§ Selection
★ ★ ★ ★ ★ ★ ★

Filmmaker: Just like the scene in the movie, the one with the creepy pedophile guy.
Baker: Yes. That [experience] became a scene in the film. The way that the manager interacted with us — we realized that this particular manager, John Manning, was protecting these children, and he then became one of our greatest assets. He’s a blue-collar guy who was working at the motel and barely getting by himself — holding onto this job in which he had very little help. He not only had to manage [the motel] but was in the unfortunate position of having to evict families if they couldn’t come up with the rate for the week. I had long talks with him and discussed how [these evictions] psychologically affected him. I mean, he’s a family man himself, and he had a protective nature about him. He had sympathy for these families, but he was in a position where he could do very little. We had no idea that we were going to have a hotel manager character until we started speaking to some of these managers and understood their dilemma, too.
Filmmaker: Tell me about working with Willem Dafoe. Fitting a name actor, a movie star, into an ensemble of children and nonactors can be a tough thing to do.

★ ★ ★ ★ ★ ★ ★

§ Work instructions
1) List every word or phrase that appears inside square brackets in the interview excerpt.
2) Duplicate the part of the interview excerpt between "Filmmaker: Tell me" and "thing to do.", inclusive.

§ Stored data

★ ★ ★ ★ ★ ★ ★

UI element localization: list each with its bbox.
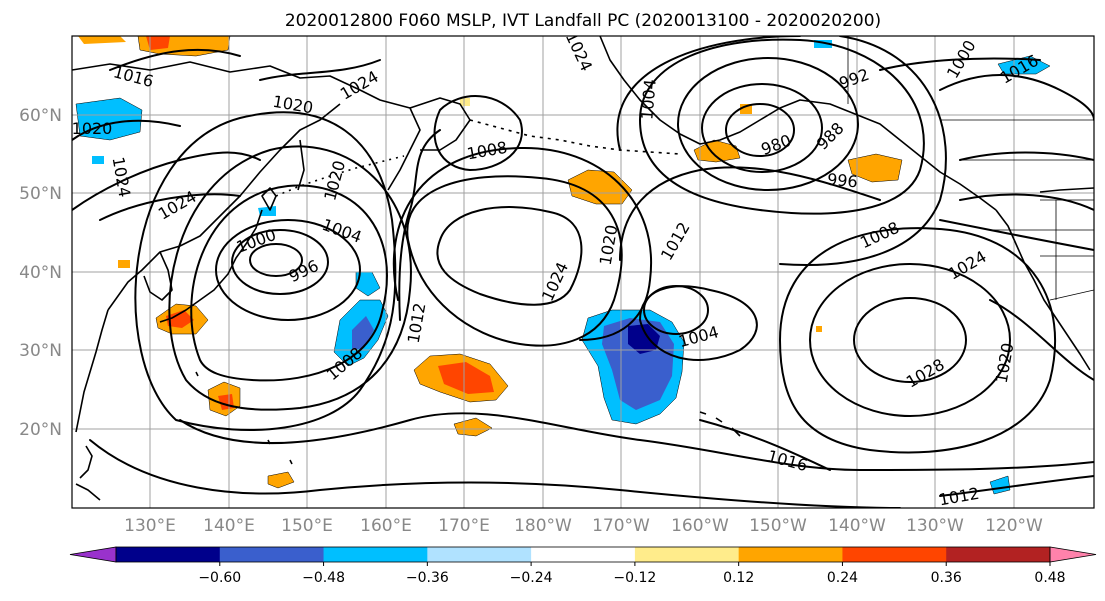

★ ★ ★ ★ ★ ★ ★

§ Solutions below
1)
experience
the motel
these evictions

2)
Filmmaker: Tell me about working with Willem Dafoe. Fitting a name actor, a movie star, into an ensemble of children and nonactors can be a tough thing to do.